== Provided data ==
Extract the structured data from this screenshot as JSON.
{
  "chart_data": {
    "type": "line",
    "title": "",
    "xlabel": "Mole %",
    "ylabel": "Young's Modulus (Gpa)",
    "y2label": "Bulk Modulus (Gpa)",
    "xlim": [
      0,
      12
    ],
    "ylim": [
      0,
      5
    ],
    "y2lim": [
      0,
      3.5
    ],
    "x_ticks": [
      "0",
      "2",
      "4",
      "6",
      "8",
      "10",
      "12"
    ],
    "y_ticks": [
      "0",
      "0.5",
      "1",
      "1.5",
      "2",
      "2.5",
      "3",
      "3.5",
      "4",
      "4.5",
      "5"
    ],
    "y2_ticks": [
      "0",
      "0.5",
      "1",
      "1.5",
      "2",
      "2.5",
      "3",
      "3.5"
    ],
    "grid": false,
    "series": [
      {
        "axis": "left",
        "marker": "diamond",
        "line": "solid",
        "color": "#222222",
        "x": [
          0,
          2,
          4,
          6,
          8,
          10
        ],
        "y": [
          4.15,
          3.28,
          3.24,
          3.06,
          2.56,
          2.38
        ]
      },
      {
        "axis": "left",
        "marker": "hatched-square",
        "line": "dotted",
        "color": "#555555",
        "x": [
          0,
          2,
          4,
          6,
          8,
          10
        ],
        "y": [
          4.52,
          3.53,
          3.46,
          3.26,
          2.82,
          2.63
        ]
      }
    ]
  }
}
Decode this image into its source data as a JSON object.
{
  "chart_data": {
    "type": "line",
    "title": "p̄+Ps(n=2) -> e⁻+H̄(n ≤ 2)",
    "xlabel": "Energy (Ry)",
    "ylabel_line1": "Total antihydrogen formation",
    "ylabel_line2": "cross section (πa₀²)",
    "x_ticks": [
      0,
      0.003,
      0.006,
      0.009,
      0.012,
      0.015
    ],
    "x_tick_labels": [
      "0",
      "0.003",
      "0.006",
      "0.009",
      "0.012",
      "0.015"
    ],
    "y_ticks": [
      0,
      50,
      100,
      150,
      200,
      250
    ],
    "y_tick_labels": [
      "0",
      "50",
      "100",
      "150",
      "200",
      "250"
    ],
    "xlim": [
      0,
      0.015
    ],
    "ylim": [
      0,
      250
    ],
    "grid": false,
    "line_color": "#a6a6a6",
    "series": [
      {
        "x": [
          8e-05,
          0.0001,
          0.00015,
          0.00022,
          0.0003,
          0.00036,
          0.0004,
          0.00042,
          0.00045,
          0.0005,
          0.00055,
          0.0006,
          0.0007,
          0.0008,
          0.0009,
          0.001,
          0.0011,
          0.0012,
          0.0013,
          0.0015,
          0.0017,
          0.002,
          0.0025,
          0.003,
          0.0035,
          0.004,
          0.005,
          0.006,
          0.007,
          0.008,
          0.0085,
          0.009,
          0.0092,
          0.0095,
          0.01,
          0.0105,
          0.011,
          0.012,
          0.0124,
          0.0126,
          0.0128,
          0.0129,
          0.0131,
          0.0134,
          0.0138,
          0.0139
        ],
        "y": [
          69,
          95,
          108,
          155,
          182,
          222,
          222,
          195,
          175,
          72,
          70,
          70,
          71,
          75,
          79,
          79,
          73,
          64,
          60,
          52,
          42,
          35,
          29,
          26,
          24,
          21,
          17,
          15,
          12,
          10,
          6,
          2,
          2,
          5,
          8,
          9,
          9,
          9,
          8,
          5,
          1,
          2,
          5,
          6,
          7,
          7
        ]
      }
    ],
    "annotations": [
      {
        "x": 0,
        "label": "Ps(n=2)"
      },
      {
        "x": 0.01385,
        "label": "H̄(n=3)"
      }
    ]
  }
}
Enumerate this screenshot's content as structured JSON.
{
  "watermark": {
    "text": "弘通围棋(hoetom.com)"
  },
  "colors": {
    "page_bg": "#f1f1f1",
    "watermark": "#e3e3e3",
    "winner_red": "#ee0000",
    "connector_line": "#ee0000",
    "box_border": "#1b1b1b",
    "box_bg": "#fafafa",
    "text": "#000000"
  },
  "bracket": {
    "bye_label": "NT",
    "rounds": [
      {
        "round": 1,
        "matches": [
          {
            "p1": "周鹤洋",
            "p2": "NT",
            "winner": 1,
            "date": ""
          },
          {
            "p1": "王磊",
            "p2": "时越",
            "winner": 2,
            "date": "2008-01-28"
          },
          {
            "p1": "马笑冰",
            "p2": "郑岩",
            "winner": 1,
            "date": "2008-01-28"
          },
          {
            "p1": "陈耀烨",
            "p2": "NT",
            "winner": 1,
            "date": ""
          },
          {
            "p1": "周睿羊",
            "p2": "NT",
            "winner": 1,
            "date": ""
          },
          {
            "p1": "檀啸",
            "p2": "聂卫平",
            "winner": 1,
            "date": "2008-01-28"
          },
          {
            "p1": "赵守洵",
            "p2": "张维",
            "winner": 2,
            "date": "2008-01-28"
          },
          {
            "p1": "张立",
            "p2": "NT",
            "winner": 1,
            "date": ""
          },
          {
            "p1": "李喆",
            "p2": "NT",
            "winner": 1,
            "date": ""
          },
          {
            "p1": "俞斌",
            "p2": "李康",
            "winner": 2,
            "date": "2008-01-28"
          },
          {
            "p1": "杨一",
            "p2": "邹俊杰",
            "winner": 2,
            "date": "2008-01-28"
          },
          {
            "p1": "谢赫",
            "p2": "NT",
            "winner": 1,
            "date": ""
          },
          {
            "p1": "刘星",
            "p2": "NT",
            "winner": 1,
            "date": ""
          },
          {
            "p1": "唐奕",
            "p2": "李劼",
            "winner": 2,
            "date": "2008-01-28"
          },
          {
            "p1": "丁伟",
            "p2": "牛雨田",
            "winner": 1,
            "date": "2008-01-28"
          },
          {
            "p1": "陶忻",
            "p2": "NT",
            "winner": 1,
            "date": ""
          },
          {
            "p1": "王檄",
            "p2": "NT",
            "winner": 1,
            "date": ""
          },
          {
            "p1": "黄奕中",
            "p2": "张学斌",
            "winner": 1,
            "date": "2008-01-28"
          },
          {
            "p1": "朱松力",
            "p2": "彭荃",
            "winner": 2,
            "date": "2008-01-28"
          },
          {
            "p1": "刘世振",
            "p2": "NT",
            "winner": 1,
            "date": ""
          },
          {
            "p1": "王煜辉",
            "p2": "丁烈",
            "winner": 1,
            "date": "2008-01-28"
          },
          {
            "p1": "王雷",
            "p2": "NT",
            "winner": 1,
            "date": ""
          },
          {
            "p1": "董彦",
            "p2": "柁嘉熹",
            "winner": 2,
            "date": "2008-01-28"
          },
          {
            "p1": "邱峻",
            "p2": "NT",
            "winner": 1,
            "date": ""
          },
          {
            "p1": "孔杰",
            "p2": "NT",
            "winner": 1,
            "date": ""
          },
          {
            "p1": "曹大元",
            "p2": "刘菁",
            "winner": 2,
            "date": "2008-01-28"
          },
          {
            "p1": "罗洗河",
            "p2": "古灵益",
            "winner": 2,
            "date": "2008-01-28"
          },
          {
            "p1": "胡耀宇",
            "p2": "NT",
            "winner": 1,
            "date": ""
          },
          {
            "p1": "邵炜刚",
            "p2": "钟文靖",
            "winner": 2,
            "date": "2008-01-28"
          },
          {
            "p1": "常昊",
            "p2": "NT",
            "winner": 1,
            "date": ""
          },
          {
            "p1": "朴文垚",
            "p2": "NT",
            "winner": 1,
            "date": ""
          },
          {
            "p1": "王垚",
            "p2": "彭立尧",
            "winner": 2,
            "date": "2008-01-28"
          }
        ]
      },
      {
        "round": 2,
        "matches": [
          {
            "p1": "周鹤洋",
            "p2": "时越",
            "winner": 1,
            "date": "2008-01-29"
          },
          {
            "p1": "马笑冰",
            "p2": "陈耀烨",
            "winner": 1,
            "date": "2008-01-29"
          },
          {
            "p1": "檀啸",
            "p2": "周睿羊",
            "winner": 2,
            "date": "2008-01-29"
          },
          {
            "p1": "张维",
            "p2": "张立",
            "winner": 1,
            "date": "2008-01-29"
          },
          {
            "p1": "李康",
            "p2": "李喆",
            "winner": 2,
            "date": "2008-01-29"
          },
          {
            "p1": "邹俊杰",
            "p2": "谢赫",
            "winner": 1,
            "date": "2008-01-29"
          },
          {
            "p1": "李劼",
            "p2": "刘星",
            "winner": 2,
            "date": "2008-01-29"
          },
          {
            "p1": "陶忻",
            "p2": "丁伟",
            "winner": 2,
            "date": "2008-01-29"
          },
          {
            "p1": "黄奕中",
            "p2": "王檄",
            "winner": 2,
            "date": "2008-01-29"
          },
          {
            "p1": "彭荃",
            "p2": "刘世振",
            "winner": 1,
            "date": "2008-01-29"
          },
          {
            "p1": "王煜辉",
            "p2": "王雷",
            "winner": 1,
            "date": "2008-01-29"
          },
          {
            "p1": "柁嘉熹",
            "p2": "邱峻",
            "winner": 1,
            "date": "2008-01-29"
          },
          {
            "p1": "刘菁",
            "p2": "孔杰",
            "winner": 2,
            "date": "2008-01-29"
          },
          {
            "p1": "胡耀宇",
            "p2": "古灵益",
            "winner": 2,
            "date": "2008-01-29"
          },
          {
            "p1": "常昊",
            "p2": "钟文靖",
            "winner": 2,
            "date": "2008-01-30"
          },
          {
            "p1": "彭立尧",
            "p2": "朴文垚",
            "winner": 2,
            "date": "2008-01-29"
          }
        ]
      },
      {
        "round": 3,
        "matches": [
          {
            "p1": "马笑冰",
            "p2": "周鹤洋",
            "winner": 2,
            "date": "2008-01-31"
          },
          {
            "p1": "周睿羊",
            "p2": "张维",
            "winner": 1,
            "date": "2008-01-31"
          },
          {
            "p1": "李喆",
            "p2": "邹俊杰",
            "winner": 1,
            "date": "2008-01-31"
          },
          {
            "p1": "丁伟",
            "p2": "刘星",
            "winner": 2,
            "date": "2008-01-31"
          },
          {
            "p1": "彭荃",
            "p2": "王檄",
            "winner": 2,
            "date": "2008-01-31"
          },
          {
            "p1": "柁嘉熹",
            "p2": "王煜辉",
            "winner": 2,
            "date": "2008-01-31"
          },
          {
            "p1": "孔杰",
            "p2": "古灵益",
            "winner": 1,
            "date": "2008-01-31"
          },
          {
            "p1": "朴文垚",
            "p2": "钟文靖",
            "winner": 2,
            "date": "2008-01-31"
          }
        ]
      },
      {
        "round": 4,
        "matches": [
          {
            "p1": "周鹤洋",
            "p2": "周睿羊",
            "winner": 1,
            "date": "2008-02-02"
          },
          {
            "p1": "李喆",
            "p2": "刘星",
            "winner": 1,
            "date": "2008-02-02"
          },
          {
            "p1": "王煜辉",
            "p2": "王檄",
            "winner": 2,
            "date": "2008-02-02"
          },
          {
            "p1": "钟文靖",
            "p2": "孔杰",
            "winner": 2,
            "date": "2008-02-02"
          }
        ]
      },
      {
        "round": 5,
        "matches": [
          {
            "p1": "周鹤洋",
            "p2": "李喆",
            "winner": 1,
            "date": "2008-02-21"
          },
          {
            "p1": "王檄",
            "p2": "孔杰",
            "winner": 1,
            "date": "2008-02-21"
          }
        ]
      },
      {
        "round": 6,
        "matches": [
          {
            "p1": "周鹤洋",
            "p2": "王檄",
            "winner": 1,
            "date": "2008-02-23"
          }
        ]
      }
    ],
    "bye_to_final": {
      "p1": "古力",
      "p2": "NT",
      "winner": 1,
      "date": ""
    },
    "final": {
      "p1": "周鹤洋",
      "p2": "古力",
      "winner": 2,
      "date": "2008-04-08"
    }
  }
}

== Aim ==
From the data, pick out every line that includes "screenshot".

== Correct answer ==
Extract the structured data from this screenshot as JSON.
Enumerate this screenshot's content as structured JSON.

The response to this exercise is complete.